WORK REQUIRED: Spot each line in the records below where the word "Telephon" occurs, then copy it.

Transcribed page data
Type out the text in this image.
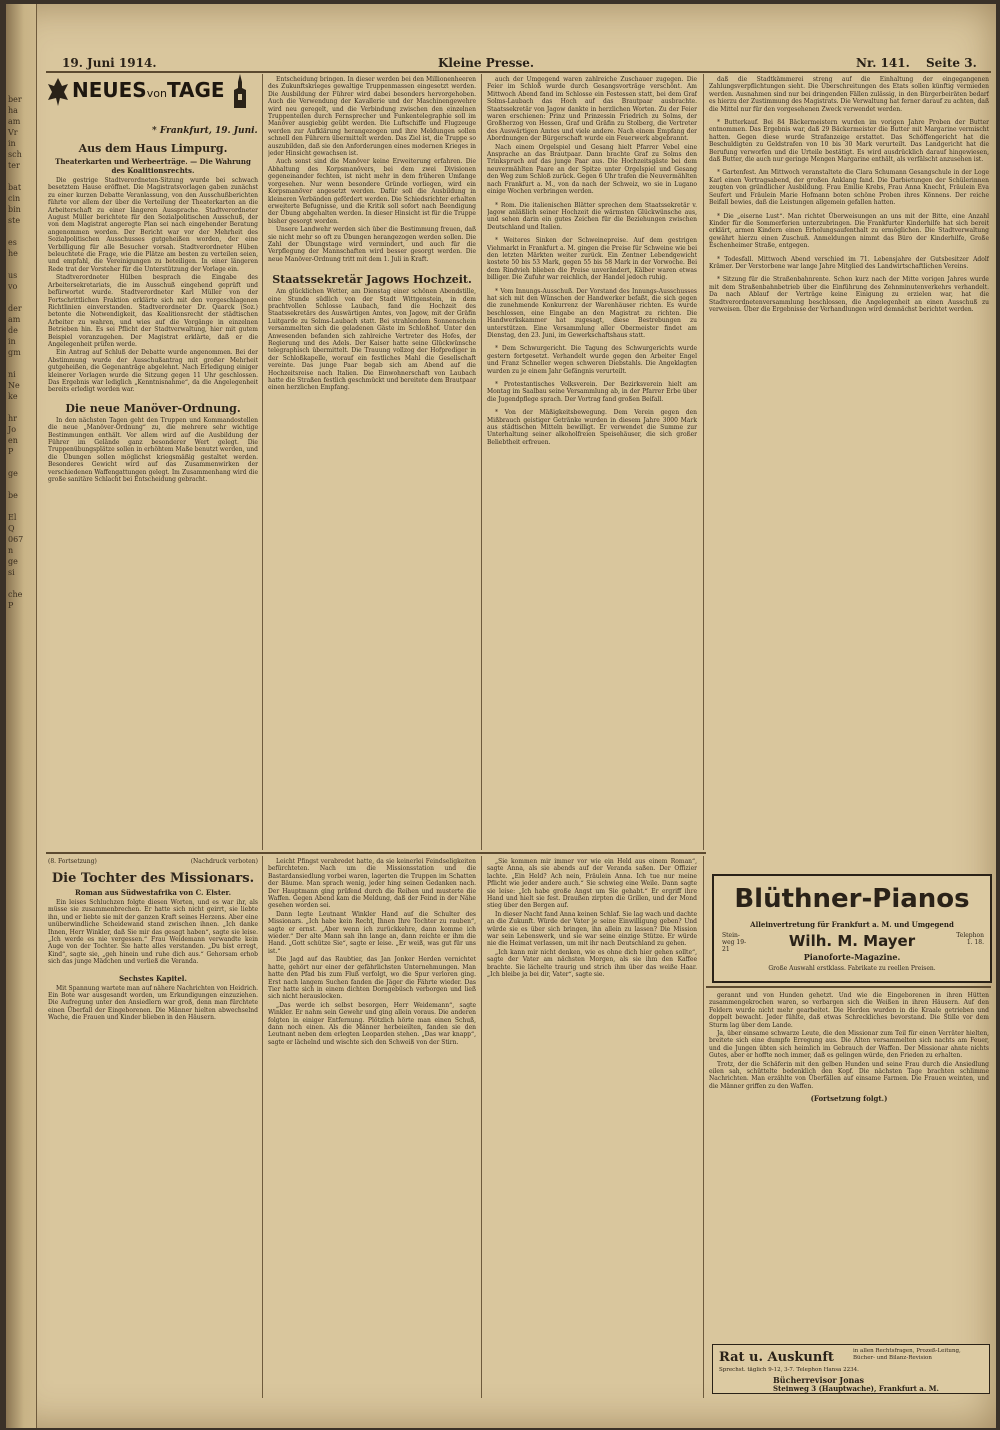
ber
ha
am
Vr
in
sch
ter

bat
cin
bin
ste

es
he

us
vo

der
am
de
in
gm

ni
Ne
ke

hr
Jo
en
P

ge

be

El
Q
067
n
ge
si

che
P
19. Juni 1914.	Kleine Presse.	Nr. 141. Seite 3.
NEUESvonTAGE
* Frankfurt, 19. Juni.
Aus dem Haus Limpurg.
Theaterkarten und Werbeerträge. — Die Wahrung des Koalitionsrechts.

Die gestrige Stadtverordneten-Sitzung wurde bei schwach besetztem Hause eröffnet. Die Magistratsvorlagen gaben zunächst zu einer kurzen Debatte Veranlassung, von den Ausschußberichten führte vor allem der über die Verteilung der Theaterkarten an die Arbeiterschaft zu einer längeren Aussprache. Stadtverordneter August Müller berichtete für den Sozialpolitischen Ausschuß, der von dem Magistrat angeregte Plan sei nach eingehender Beratung angenommen worden. Der Bericht war vor der Mehrheit des Sozialpolitischen Ausschusses gutgeheißen worden, der eine Verbilligung für alle Besucher vorsah. Stadtverordneter Hüben beleuchtete die Frage, wie die Plätze am besten zu verteilen seien, und empfahl, die Vereinigungen zu beteiligen. In einer längeren Rede trat der Vorsteher für die Unterstützung der Vorlage ein.

Stadtverordneter Hülben besprach die Eingabe des Arbeitersekretariats, die im Ausschuß eingehend geprüft und befürwortet wurde. Stadtverordneter Karl Müller von der Fortschrittlichen Fraktion erklärte sich mit den vorgeschlagenen Richtlinien einverstanden. Stadtverordneter Dr. Quarck (Soz.) betonte die Notwendigkeit, das Koalitionsrecht der städtischen Arbeiter zu wahren, und wies auf die Vorgänge in einzelnen Betrieben hin. Es sei Pflicht der Stadtverwaltung, hier mit gutem Beispiel voranzugehen. Der Magistrat erklärte, daß er die Angelegenheit prüfen werde.

Ein Antrag auf Schluß der Debatte wurde angenommen. Bei der Abstimmung wurde der Ausschußantrag mit großer Mehrheit gutgeheißen, die Gegenanträge abgelehnt. Nach Erledigung einiger kleinerer Vorlagen wurde die Sitzung gegen 11 Uhr geschlossen. Das Ergebnis war lediglich „Kenntnisnahme“, da die Angelegenheit bereits erledigt worden war.

Die neue Manöver-Ordnung.

In den nächsten Tagen geht den Truppen und Kommandostellen die neue „Manöver-Ordnung“ zu, die mehrere sehr wichtige Bestimmungen enthält. Vor allem wird auf die Ausbildung der Führer im Gelände ganz besonderer Wert gelegt. Die Truppenübungsplätze sollen in erhöhtem Maße benutzt werden, und die Übungen sollen möglichst kriegsmäßig gestaltet werden. Besonderes Gewicht wird auf das Zusammenwirken der verschiedenen Waffengattungen gelegt. Im Zusammenhang wird die große sanitäre Schlacht bei Entscheidung gebracht.

Entscheidung bringen. In dieser werden bei den Millionenheeren des Zukunftskrieges gewaltige Truppenmassen eingesetzt werden. Die Ausbildung der Führer wird dabei besonders hervorgehoben. Auch die Verwendung der Kavallerie und der Maschinengewehre wird neu geregelt, und die Verbindung zwischen den einzelnen Truppenteilen durch Fernsprecher und Funkentelegraphie soll im Manöver ausgiebig geübt werden. Die Luftschiffe und Flugzeuge werden zur Aufklärung herangezogen und ihre Meldungen sollen schnell den Führern übermittelt werden. Das Ziel ist, die Truppe so auszubilden, daß sie den Anforderungen eines modernen Krieges in jeder Hinsicht gewachsen ist.

Auch sonst sind die Manöver keine Erweiterung erfahren. Die Abhaltung des Korpsmanövers, bei dem zwei Divisionen gegeneinander fechten, ist nicht mehr in dem früheren Umfange vorgesehen. Nur wenn besondere Gründe vorliegen, wird ein Korpsmanöver angesetzt werden. Dafür soll die Ausbildung in kleineren Verbänden gefördert werden. Die Schiedsrichter erhalten erweiterte Befugnisse, und die Kritik soll sofort nach Beendigung der Übung abgehalten werden. In dieser Hinsicht ist für die Truppe bisher gesorgt worden.

Unsere Landwehr werden sich über die Bestimmung freuen, daß sie nicht mehr so oft zu Übungen herangezogen werden sollen. Die Zahl der Übungstage wird vermindert, und auch für die Verpflegung der Mannschaften wird besser gesorgt werden. Die neue Manöver-Ordnung tritt mit dem 1. Juli in Kraft.

Staatssekretär Jagows Hochzeit.

Am glücklichen Wetter, am Dienstag einer schönen Abendstille, eine Stunde südlich von der Stadt Wittgenstein, in dem prachtvollen Schlosse Laubach, fand die Hochzeit des Staatssekretärs des Auswärtigen Amtes, von Jagow, mit der Gräfin Luitgarde zu Solms-Laubach statt. Bei strahlendem Sonnenschein versammelten sich die geladenen Gäste im Schloßhof. Unter den Anwesenden befanden sich zahlreiche Vertreter des Hofes, der Regierung und des Adels. Der Kaiser hatte seine Glückwünsche telegraphisch übermittelt. Die Trauung vollzog der Hofprediger in der Schloßkapelle, worauf ein festliches Mahl die Gesellschaft vereinte. Das junge Paar begab sich am Abend auf die Hochzeitsreise nach Italien. Die Einwohnerschaft von Laubach hatte die Straßen festlich geschmückt und bereitete dem Brautpaar einen herzlichen Empfang.

auch der Umgegend waren zahlreiche Zuschauer zugegen. Die Feier im Schloß wurde durch Gesangsvorträge verschönt. Am Mittwoch Abend fand im Schlosse ein Festessen statt, bei dem Graf Solms-Laubach das Hoch auf das Brautpaar ausbrachte. Staatssekretär von Jagow dankte in herzlichen Worten. Zu der Feier waren erschienen: Prinz und Prinzessin Friedrich zu Solms, der Großherzog von Hessen, Graf und Gräfin zu Stolberg, die Vertreter des Auswärtigen Amtes und viele andere. Nach einem Empfang der Abordnungen der Bürgerschaft wurde ein Feuerwerk abgebrannt.

Nach einem Orgelspiel und Gesang hielt Pfarrer Vebel eine Ansprache an das Brautpaar. Dann brachte Graf zu Solms den Trinkspruch auf das junge Paar aus. Die Hochzeitsgäste bei dem neuvermählten Paare an der Spitze unter Orgelspiel und Gesang den Weg zum Schloß zurück. Gegen 6 Uhr trafen die Neuvermählten nach Frankfurt a. M., von da nach der Schweiz, wo sie in Lugano einige Wochen verbringen werden.

* Rom. Die italienischen Blätter sprechen dem Staatssekretär v. Jagow anläßlich seiner Hochzeit die wärmsten Glückwünsche aus, und sehen darin ein gutes Zeichen für die Beziehungen zwischen Deutschland und Italien.

* Weiteres Sinken der Schweinepreise. Auf dem gestrigen Viehmarkt in Frankfurt a. M. gingen die Preise für Schweine wie bei den letzten Märkten weiter zurück. Ein Zentner Lebendgewicht kostete 50 bis 53 Mark, gegen 55 bis 58 Mark in der Vorwoche. Bei dem Rindvieh blieben die Preise unverändert, Kälber waren etwas billiger. Die Zufuhr war reichlich, der Handel jedoch ruhig.

* Vom Innungs-Ausschuß. Der Vorstand des Innungs-Ausschusses hat sich mit den Wünschen der Handwerker befaßt, die sich gegen die zunehmende Konkurrenz der Warenhäuser richten. Es wurde beschlossen, eine Eingabe an den Magistrat zu richten. Die Handwerkskammer hat zugesagt, diese Bestrebungen zu unterstützen. Eine Versammlung aller Obermeister findet am Dienstag, den 23. Juni, im Gewerkschaftshaus statt.

* Dem Schwurgericht. Die Tagung des Schwurgerichts wurde gestern fortgesetzt. Verhandelt wurde gegen den Arbeiter Engel und Franz Schneller wegen schweren Diebstahls. Die Angeklagten wurden zu je einem Jahr Gefängnis verurteilt.

* Protestantisches Volksverein. Der Bezirksverein hielt am Montag im Saalbau seine Versammlung ab, in der Pfarrer Erbe über die Jugendpflege sprach. Der Vortrag fand großen Beifall.

* Von der Mäßigkeitsbewegung. Dem Verein gegen den Mißbrauch geistiger Getränke wurden in diesem Jahre 3000 Mark aus städtischen Mitteln bewilligt. Er verwendet die Summe zur Unterhaltung seiner alkoholfreien Speisehäuser, die sich großer Beliebtheit erfreuen.

daß die Stadtkämmerei streng auf die Einhaltung der eingegangenen Zahlungsverpflichtungen sieht. Die Überschreitungen des Etats sollen künftig vermieden werden. Ausnahmen sind nur bei dringenden Fällen zulässig, in den Bürgerbeiräten bedarf es hierzu der Zustimmung des Magistrats. Die Verwaltung hat ferner darauf zu achten, daß die Mittel nur für den vorgesehenen Zweck verwendet werden.

* Butterkauf. Bei 84 Bäckermeistern wurden im vorigen Jahre Proben der Butter entnommen. Das Ergebnis war, daß 29 Bäckermeister die Butter mit Margarine vermischt hatten. Gegen diese wurde Strafanzeige erstattet. Das Schöffengericht hat die Beschuldigten zu Geldstrafen von 10 bis 30 Mark verurteilt. Das Landgericht hat die Berufung verworfen und die Urteile bestätigt. Es wird ausdrücklich darauf hingewiesen, daß Butter, die auch nur geringe Mengen Margarine enthält, als verfälscht anzusehen ist.

* Gartenfest. Am Mittwoch veranstaltete die Clara Schumann Gesangschule in der Loge Karl einen Vortragsabend, der großen Anklang fand. Die Darbietungen der Schülerinnen zeugten von gründlicher Ausbildung. Frau Emilie Krebs, Frau Anna Knecht, Fräulein Eva Seufert und Fräulein Marie Hofmann boten schöne Proben ihres Könnens. Der reiche Beifall bewies, daß die Leistungen allgemein gefallen hatten.

* Die „eiserne Lust“. Man richtet Überweisungen an uns mit der Bitte, eine Anzahl Kinder für die Sommerferien unterzubringen. Die Frankfurter Kinderhilfe hat sich bereit erklärt, armen Kindern einen Erholungsaufenthalt zu ermöglichen. Die Stadtverwaltung gewährt hierzu einen Zuschuß. Anmeldungen nimmt das Büro der Kinderhilfe, Große Eschenheimer Straße, entgegen.

* Todesfall. Mittwoch Abend verschied im 71. Lebensjahre der Gutsbesitzer Adolf Krämer. Der Verstorbene war lange Jahre Mitglied des Landwirtschaftlichen Vereins.

* Sitzung für die Straßenbahnrente. Schon kurz nach der Mitte vorigen Jahres wurde mit dem Straßenbahnbetrieb über die Einführung des Zehnminutenverkehrs verhandelt. Da nach Ablauf der Verträge keine Einigung zu erzielen war, hat die Stadtverordnetenversammlung beschlossen, die Angelegenheit an einen Ausschuß zu verweisen. Über die Ergebnisse der Verhandlungen wird demnächst berichtet werden.

Blüthner-Pianos
Alleinvertretung für Frankfurt a. M. und Umgegend
Stein-weg 19-21	Wilh. M. Mayer	Telephon 1. 18.
Pianoforte-Magazine.
Große Auswahl erstklass. Fabrikate zu reellen Preisen.
(8. Fortsetzung)	(Nachdruck verboten)
Die Tochter des Missionars.
Roman aus Südwestafrika von C. Elster.

Ein leises Schluchzen folgte diesen Worten, und es war ihr, als müsse sie zusammenbrechen. Er hatte sich nicht geirrt, sie liebte ihn, und er liebte sie mit der ganzen Kraft seines Herzens. Aber eine unüberwindliche Scheidewand stand zwischen ihnen. „Ich danke Ihnen, Herr Winkler, daß Sie mir das gesagt haben“, sagte sie leise. „Ich werde es nie vergessen.“ Frau Weidemann verwandte kein Auge von der Tochter. Sie hatte alles verstanden. „Du bist erregt, Kind“, sagte sie, „geh hinein und ruhe dich aus.“ Gehorsam erhob sich das junge Mädchen und verließ die Veranda.

Sechstes Kapitel.

Mit Spannung wartete man auf nähere Nachrichten von Heidrich. Ein Bote war ausgesandt worden, um Erkundigungen einzuziehen. Die Aufregung unter den Ansiedlern war groß, denn man fürchtete einen Überfall der Eingeborenen. Die Männer hielten abwechselnd Wache, die Frauen und Kinder blieben in den Häusern.

Leicht Pfingst verabredet hatte, da sie keinerlei Feindseligkeiten befürchteten. Nach um die Missionsstation und die Bastardansiedlung vorbei waren, lagerten die Truppen im Schatten der Bäume. Man sprach wenig, jeder hing seinen Gedanken nach. Der Hauptmann ging prüfend durch die Reihen und musterte die Waffen. Gegen Abend kam die Meldung, daß der Feind in der Nähe gesehen worden sei.

Dann legte Leutnant Winkler Hand auf die Schulter des Missionars. „Ich habe kein Recht, Ihnen Ihre Tochter zu rauben“, sagte er ernst. „Aber wenn ich zurückkehre, dann komme ich wieder.“ Der alte Mann sah ihn lange an, dann reichte er ihm die Hand. „Gott schütze Sie“, sagte er leise. „Er weiß, was gut für uns ist.“

Die Jagd auf das Raubtier, das Jan Jonker Herden vernichtet hatte, gehört nur einer der gefährlichsten Unternehmungen. Man hatte den Pfad bis zum Fluß verfolgt, wo die Spur verloren ging. Erst nach langem Suchen fanden die Jäger die Fährte wieder. Das Tier hatte sich in einem dichten Dorngebüsch verborgen und ließ sich nicht herauslocken.

„Das werde ich selbst besorgen, Herr Weidemann“, sagte Winkler. Er nahm sein Gewehr und ging allein voraus. Die anderen folgten in einiger Entfernung. Plötzlich hörte man einen Schuß, dann noch einen. Als die Männer herbeieilten, fanden sie den Leutnant neben dem erlegten Leoparden stehen. „Das war knapp“, sagte er lächelnd und wischte sich den Schweiß von der Stirn.

„Sie kommen mir immer vor wie ein Held aus einem Roman“, sagte Anna, als sie abends auf der Veranda saßen. Der Offizier lachte. „Ein Held? Ach nein, Fräulein Anna. Ich tue nur meine Pflicht wie jeder andere auch.“ Sie schwieg eine Weile. Dann sagte sie leise: „Ich habe große Angst um Sie gehabt.“ Er ergriff ihre Hand und hielt sie fest. Draußen zirpten die Grillen, und der Mond stieg über den Bergen auf.

In dieser Nacht fand Anna keinen Schlaf. Sie lag wach und dachte an die Zukunft. Würde der Vater je seine Einwilligung geben? Und würde sie es über sich bringen, ihn allein zu lassen? Die Mission war sein Lebenswerk, und sie war seine einzige Stütze. Er würde nie die Heimat verlassen, um mit ihr nach Deutschland zu gehen.

„Ich kann mir nicht denken, wie es ohne dich hier gehen sollte“, sagte der Vater am nächsten Morgen, als sie ihm den Kaffee brachte. Sie lächelte traurig und strich ihm über das weiße Haar. „Ich bleibe ja bei dir, Vater“, sagte sie.

gerannt und von Hunden gehetzt. Und wie die Eingeborenen in ihren Hütten zusammengekrochen waren, so verbargen sich die Weißen in ihren Häusern. Auf den Feldern wurde nicht mehr gearbeitet. Die Herden wurden in die Kraale getrieben und doppelt bewacht. Jeder fühlte, daß etwas Schreckliches bevorstand. Die Stille vor dem Sturm lag über dem Lande.

Ja, über einsame schwarze Leute, die den Missionar zum Teil für einen Verräter hielten, breitete sich eine dumpfe Erregung aus. Die Alten versammelten sich nachts am Feuer, und die Jungen übten sich heimlich im Gebrauch der Waffen. Der Missionar ahnte nichts Gutes, aber er hoffte noch immer, daß es gelingen würde, den Frieden zu erhalten.

Trotz, der die Schäferin mit den gelben Hunden und seine Frau durch die Ansiedlung eilen sah, schüttelte bedenklich den Kopf. Die nächsten Tage brachten schlimme Nachrichten. Man erzählte von Überfällen auf einsame Farmen. Die Frauen weinten, und die Männer griffen zu den Waffen.

(Fortsetzung folgt.)
Rat u. Auskunft	in allen Rechtsfragen, Prozeß-Leitung, Bücher- und Bilanz-Revision
Sprechst. täglich 9-12, 3-7. Telephon Hansa 2234.
Bücherrevisor Jonas
Steinweg 3 (Hauptwache), Frankfurt a. M.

TASK RESULT:
Stein-weg 19-21	Wilh. M. Mayer	Telephon 1. 18.
Sprechst. täglich 9-12, 3-7. Telephon Hansa 2234.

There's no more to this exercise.